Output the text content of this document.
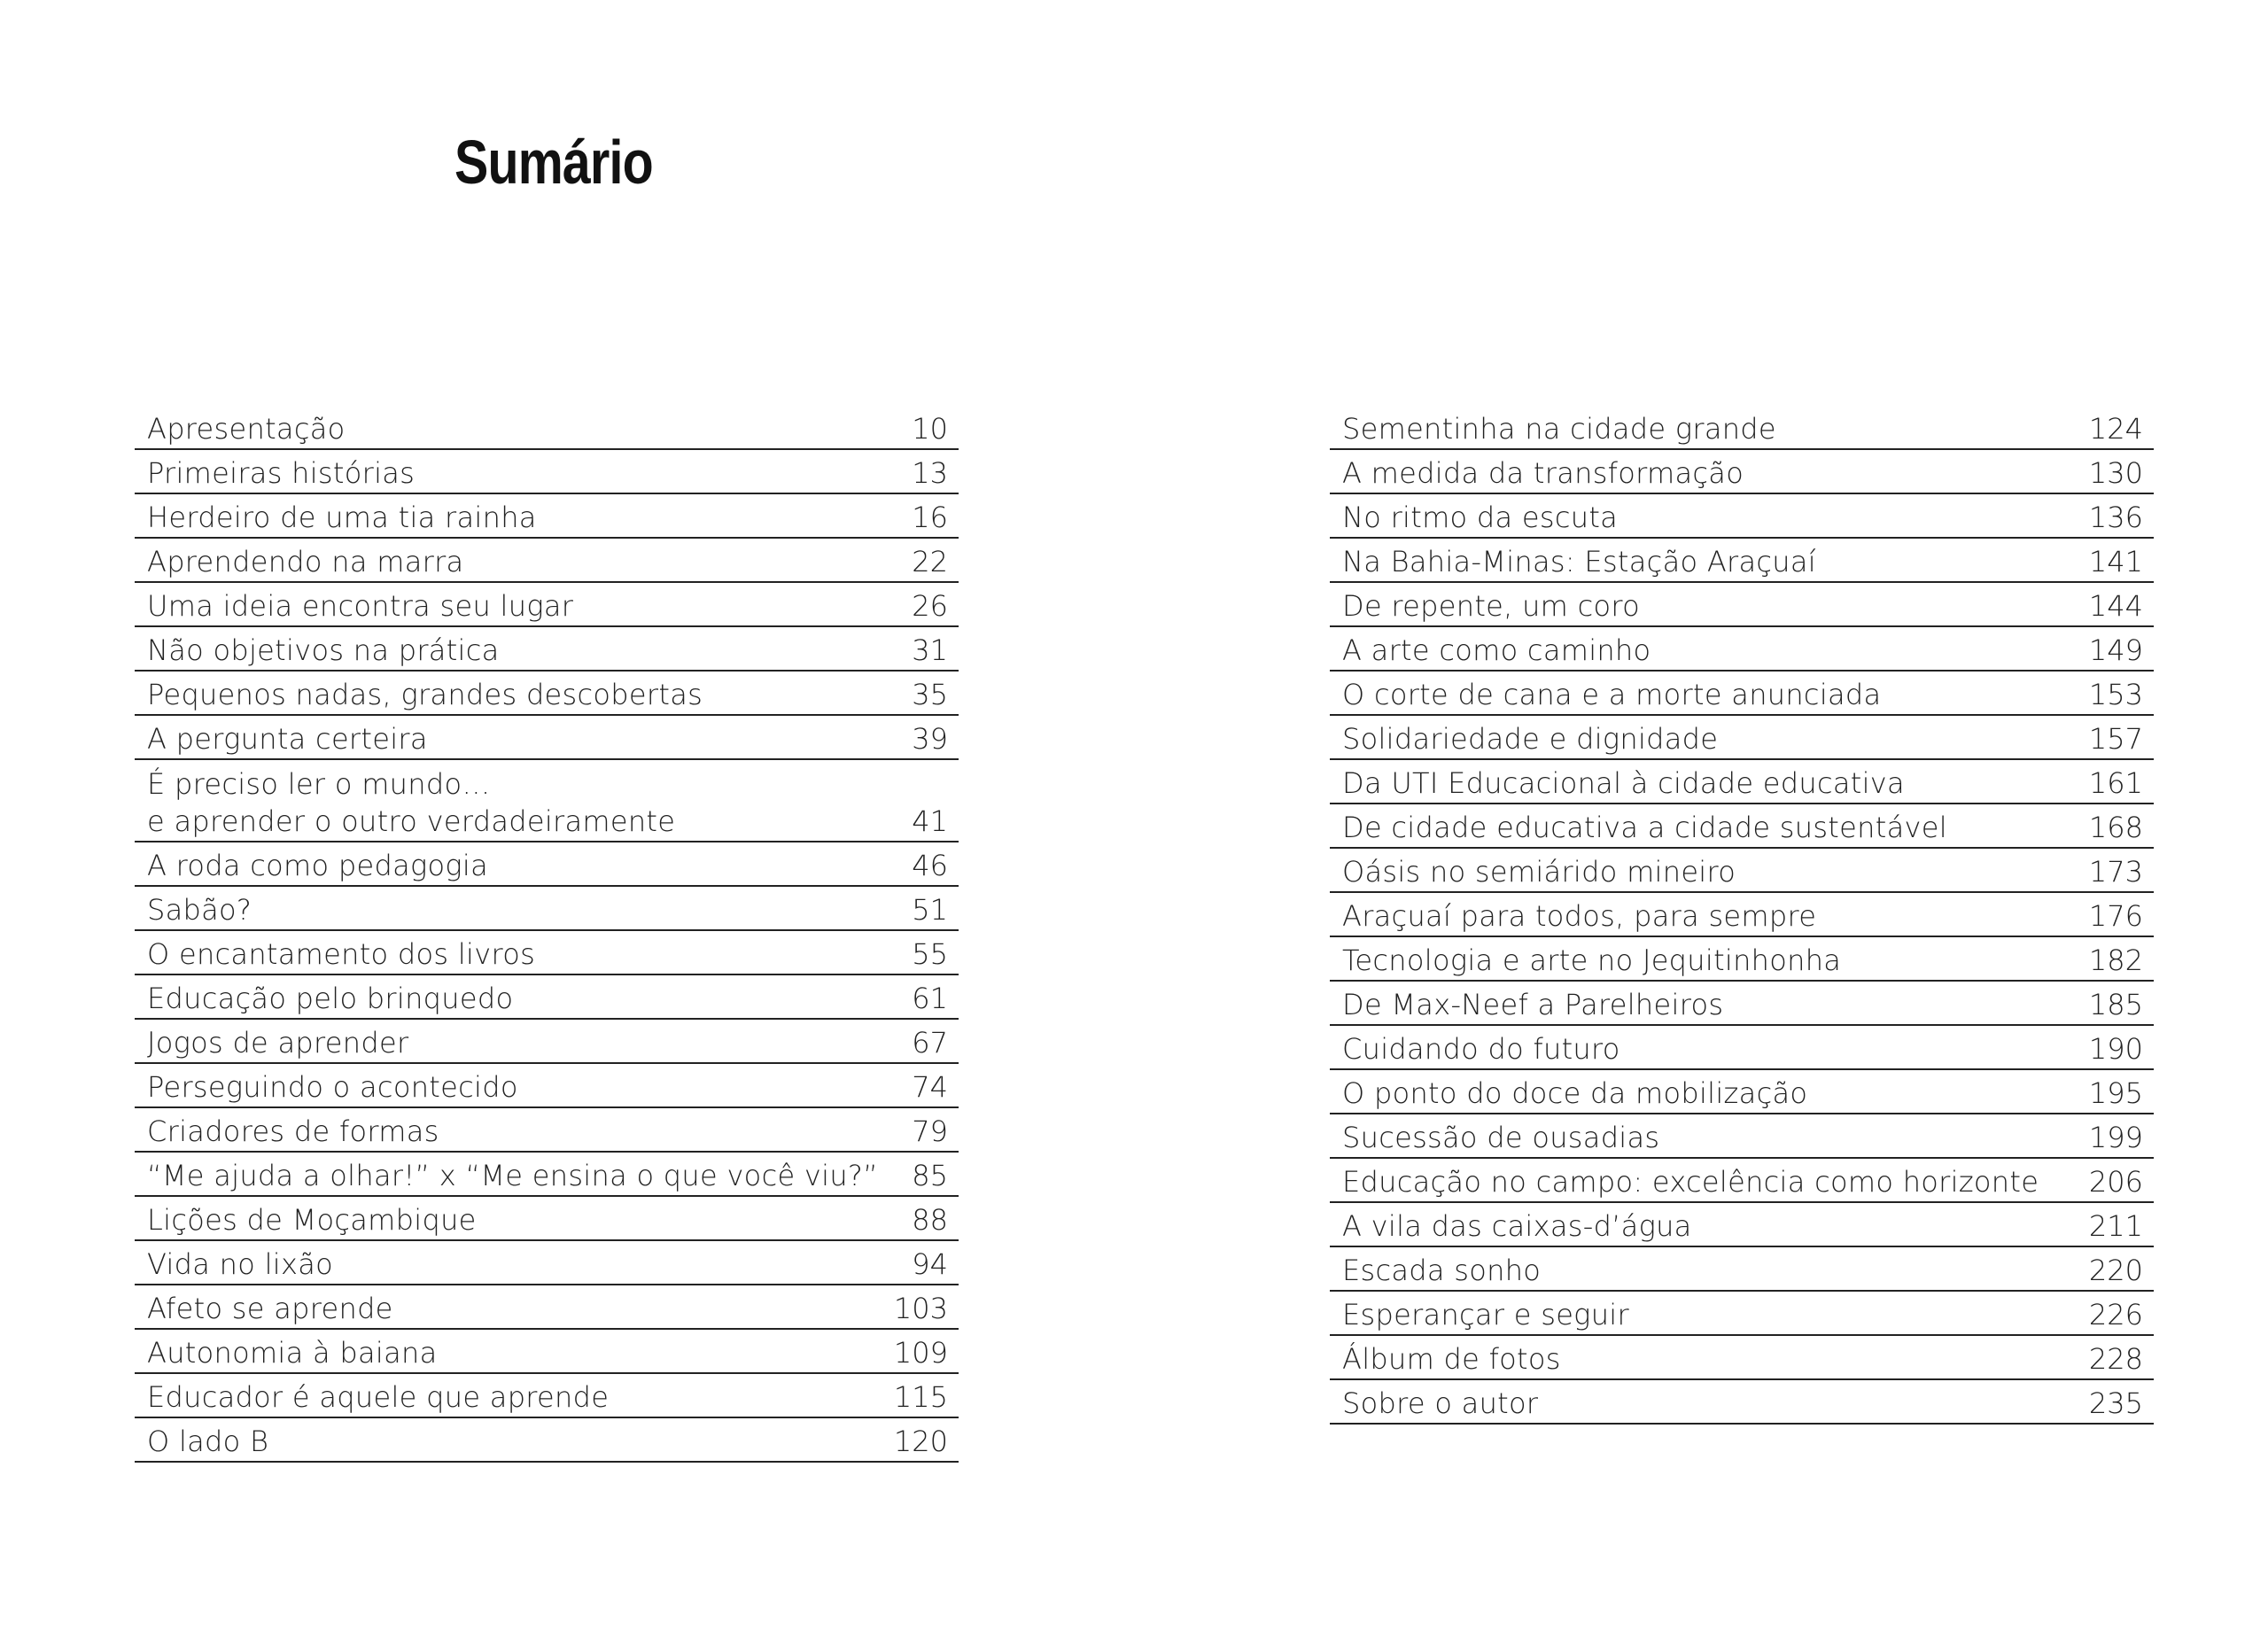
Sumário
Apresentação	10
Primeiras histórias	13
Herdeiro de uma tia rainha	16
Aprendendo na marra	22
Uma ideia encontra seu lugar	26
Não objetivos na prática	31
Pequenos nadas, grandes descobertas	35
A pergunta certeira	39
É preciso ler o mundo…
e aprender o outro verdadeiramente	41
A roda como pedagogia	46
Sabão?	51
O encantamento dos livros	55
Educação pelo brinquedo	61
Jogos de aprender	67
Perseguindo o acontecido	74
Criadores de formas	79
“Me ajuda a olhar!” x “Me ensina o que você viu?” 85
Lições de Moçambique	88
Vida no lixão	94
Afeto se aprende	103
Autonomia à baiana	109
Educador é aquele que aprende	115
O lado B	120
Sementinha na cidade grande	124
A medida da transformação	130
No ritmo da escuta	136
Na Bahia-Minas: Estação Araçuaí	141
De repente, um coro	144
A arte como caminho	149
O corte de cana e a morte anunciada	153
Solidariedade e dignidade	157
Da UTI Educacional à cidade educativa	161
De cidade educativa a cidade sustentável	168
Oásis no semiárido mineiro	173
Araçuaí para todos, para sempre	176
Tecnologia e arte no Jequitinhonha	182
De Max-Neef a Parelheiros	185
Cuidando do futuro	190
O ponto do doce da mobilização	195
Sucessão de ousadias	199
Educação no campo: excelência como horizonte 206
A vila das caixas-d’água	211
Escada sonho	220
Esperançar e seguir	226
Álbum de fotos	228
Sobre o autor	235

***

Transcribe the material exactly, keeping every word and none of the pictures.

Output the text content of this document.
Sumário
Apresentação	10
Primeiras histórias	13
Herdeiro de uma tia rainha	16
Aprendendo na marra	22
Uma ideia encontra seu lugar	26
Não objetivos na prática	31
Pequenos nadas, grandes descobertas	35
A pergunta certeira	39
É preciso ler o mundo…
e aprender o outro verdadeiramente	41
A roda como pedagogia	46
Sabão?	51
O encantamento dos livros	55
Educação pelo brinquedo	61
Jogos de aprender	67
Perseguindo o acontecido	74
Criadores de formas	79
“Me ajuda a olhar!” x “Me ensina o que você viu?” 85
Lições de Moçambique	88
Vida no lixão	94
Afeto se aprende	103
Autonomia à baiana	109
Educador é aquele que aprende	115
O lado B	120
Sementinha na cidade grande	124
A medida da transformação	130
No ritmo da escuta	136
Na Bahia-Minas: Estação Araçuaí	141
De repente, um coro	144
A arte como caminho	149
O corte de cana e a morte anunciada	153
Solidariedade e dignidade	157
Da UTI Educacional à cidade educativa	161
De cidade educativa a cidade sustentável	168
Oásis no semiárido mineiro	173
Araçuaí para todos, para sempre	176
Tecnologia e arte no Jequitinhonha	182
De Max-Neef a Parelheiros	185
Cuidando do futuro	190
O ponto do doce da mobilização	195
Sucessão de ousadias	199
Educação no campo: excelência como horizonte 206
A vila das caixas-d’água	211
Escada sonho	220
Esperançar e seguir	226
Álbum de fotos	228
Sobre o autor	235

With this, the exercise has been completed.